= Short problem =
All of the data that follows should be retyped exactly, please, except the pictures.

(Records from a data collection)
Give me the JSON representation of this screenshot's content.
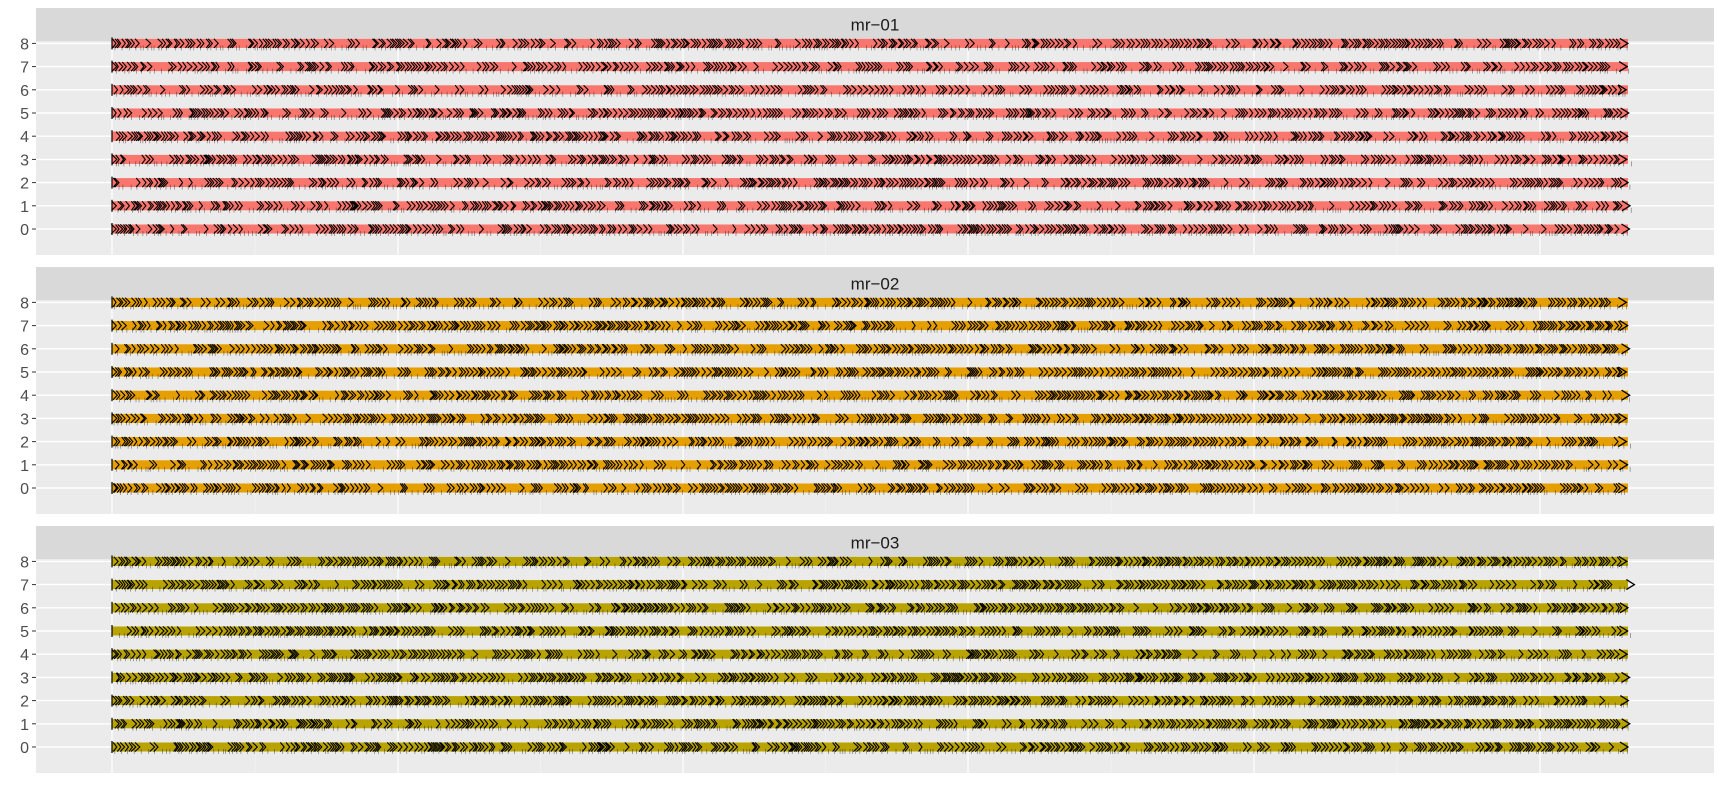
{
  "chart_data": {
    "type": "gene-track",
    "xlabel": "",
    "ylabel": "",
    "x_tick_labels_shown": false,
    "grid": true,
    "legend": "none",
    "track_end_arrow": true,
    "panels": [
      {
        "title": "mr−01",
        "fill_color": "#F8766D",
        "tracks": [
          "0",
          "1",
          "2",
          "3",
          "4",
          "5",
          "6",
          "7",
          "8"
        ],
        "seed": 101,
        "highlight_rate": 0.12,
        "leading_bar": [
          false,
          true,
          false,
          true,
          true,
          true,
          false,
          false,
          true
        ]
      },
      {
        "title": "mr−02",
        "fill_color": "#E69F00",
        "tracks": [
          "0",
          "1",
          "2",
          "3",
          "4",
          "5",
          "6",
          "7",
          "8"
        ],
        "seed": 202,
        "highlight_rate": 0.1,
        "leading_bar": [
          false,
          false,
          false,
          false,
          true,
          false,
          false,
          true,
          true
        ]
      },
      {
        "title": "mr−03",
        "fill_color": "#B8A300",
        "tracks": [
          "0",
          "1",
          "2",
          "3",
          "4",
          "5",
          "6",
          "7",
          "8"
        ],
        "seed": 303,
        "highlight_rate": 0.1,
        "leading_bar": [
          false,
          false,
          false,
          false,
          false,
          false,
          false,
          false,
          false
        ]
      }
    ]
  }
}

= Task solution =
Give me the JSON representation of this screenshot's content.
{
  "chart_data": {
    "type": "gene-track",
    "xlabel": "",
    "ylabel": "",
    "x_tick_labels_shown": false,
    "grid": true,
    "legend": "none",
    "track_end_arrow": true,
    "panels": [
      {
        "title": "mr−01",
        "fill_color": "#F8766D",
        "tracks": [
          "0",
          "1",
          "2",
          "3",
          "4",
          "5",
          "6",
          "7",
          "8"
        ],
        "seed": 101,
        "highlight_rate": 0.12,
        "leading_bar": [
          false,
          true,
          false,
          true,
          true,
          true,
          false,
          false,
          true
        ]
      },
      {
        "title": "mr−02",
        "fill_color": "#E69F00",
        "tracks": [
          "0",
          "1",
          "2",
          "3",
          "4",
          "5",
          "6",
          "7",
          "8"
        ],
        "seed": 202,
        "highlight_rate": 0.1,
        "leading_bar": [
          false,
          false,
          false,
          false,
          true,
          false,
          false,
          true,
          true
        ]
      },
      {
        "title": "mr−03",
        "fill_color": "#B8A300",
        "tracks": [
          "0",
          "1",
          "2",
          "3",
          "4",
          "5",
          "6",
          "7",
          "8"
        ],
        "seed": 303,
        "highlight_rate": 0.1,
        "leading_bar": [
          false,
          false,
          false,
          false,
          false,
          false,
          false,
          false,
          false
        ]
      }
    ]
  }
}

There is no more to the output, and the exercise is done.